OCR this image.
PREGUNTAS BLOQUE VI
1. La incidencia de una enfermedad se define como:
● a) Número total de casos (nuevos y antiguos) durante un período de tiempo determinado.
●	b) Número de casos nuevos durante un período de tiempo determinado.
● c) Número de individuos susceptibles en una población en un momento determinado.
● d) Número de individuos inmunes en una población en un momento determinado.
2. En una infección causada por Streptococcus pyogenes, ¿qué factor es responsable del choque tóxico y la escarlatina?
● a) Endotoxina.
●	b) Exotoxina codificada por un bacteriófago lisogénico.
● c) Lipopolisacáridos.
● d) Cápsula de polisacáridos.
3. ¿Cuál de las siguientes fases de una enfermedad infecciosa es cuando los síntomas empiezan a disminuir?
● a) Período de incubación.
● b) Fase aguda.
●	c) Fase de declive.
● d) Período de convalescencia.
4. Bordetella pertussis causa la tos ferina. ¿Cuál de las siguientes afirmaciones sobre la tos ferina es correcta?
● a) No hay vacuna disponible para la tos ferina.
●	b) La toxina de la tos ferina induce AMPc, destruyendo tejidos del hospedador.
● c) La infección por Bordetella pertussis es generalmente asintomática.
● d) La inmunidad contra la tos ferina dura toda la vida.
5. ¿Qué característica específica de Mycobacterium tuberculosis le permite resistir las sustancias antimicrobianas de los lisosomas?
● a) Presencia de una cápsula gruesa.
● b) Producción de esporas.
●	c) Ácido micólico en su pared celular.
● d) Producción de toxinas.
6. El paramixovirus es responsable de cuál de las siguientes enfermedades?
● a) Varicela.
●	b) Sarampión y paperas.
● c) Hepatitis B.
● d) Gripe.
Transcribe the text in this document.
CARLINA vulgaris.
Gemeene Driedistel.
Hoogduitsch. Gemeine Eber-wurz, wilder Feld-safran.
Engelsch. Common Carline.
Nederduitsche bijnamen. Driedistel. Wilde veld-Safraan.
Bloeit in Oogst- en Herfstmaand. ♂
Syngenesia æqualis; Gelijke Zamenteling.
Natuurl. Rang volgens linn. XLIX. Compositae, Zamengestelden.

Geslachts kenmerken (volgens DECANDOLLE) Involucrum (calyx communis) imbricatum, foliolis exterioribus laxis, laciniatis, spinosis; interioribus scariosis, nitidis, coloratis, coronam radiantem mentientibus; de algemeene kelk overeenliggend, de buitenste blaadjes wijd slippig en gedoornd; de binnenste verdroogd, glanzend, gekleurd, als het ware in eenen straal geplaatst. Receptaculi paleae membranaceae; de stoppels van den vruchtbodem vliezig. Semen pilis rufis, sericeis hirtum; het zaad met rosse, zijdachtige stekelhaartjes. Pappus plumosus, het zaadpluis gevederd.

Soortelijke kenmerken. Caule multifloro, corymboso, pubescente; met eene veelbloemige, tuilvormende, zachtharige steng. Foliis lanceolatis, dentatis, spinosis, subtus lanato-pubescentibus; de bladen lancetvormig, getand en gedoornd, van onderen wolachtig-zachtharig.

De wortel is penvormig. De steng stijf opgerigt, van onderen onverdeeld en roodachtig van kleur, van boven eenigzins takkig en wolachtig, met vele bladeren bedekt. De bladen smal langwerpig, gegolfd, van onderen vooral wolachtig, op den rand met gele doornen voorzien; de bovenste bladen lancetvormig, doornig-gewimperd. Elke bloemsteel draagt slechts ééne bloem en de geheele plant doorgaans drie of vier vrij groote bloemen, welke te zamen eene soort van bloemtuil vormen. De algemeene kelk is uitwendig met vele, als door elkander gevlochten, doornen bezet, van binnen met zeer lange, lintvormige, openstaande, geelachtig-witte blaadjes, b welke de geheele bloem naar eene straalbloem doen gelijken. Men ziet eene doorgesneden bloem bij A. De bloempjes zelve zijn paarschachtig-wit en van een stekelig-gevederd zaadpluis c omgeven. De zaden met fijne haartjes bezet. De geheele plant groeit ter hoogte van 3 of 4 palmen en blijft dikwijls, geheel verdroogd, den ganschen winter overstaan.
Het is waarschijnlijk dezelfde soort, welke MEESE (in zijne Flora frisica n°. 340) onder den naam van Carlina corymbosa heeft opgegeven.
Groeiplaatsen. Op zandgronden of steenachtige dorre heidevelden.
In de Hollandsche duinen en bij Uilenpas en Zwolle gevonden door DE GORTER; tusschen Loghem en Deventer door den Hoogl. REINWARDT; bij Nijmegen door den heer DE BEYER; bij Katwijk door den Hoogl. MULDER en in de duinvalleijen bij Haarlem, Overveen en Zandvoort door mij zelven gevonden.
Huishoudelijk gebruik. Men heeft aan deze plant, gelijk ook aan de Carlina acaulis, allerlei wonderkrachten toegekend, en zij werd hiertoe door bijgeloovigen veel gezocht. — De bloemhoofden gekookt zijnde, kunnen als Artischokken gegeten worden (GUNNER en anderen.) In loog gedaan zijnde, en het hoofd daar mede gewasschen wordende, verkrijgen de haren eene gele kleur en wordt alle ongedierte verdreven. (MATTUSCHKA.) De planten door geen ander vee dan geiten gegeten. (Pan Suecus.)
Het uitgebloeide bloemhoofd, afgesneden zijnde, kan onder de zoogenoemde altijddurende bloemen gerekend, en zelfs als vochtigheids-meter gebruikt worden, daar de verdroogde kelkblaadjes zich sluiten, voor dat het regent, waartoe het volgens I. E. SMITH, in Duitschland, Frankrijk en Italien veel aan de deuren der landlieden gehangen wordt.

→ **EXERCISE DETAILS**
Scan the entries and show every line in which the word "población" is found.

→ **ANSWER BELOW**
● c) Número de individuos susceptibles en una población en un momento determinado.
● d) Número de individuos inmunes en una población en un momento determinado.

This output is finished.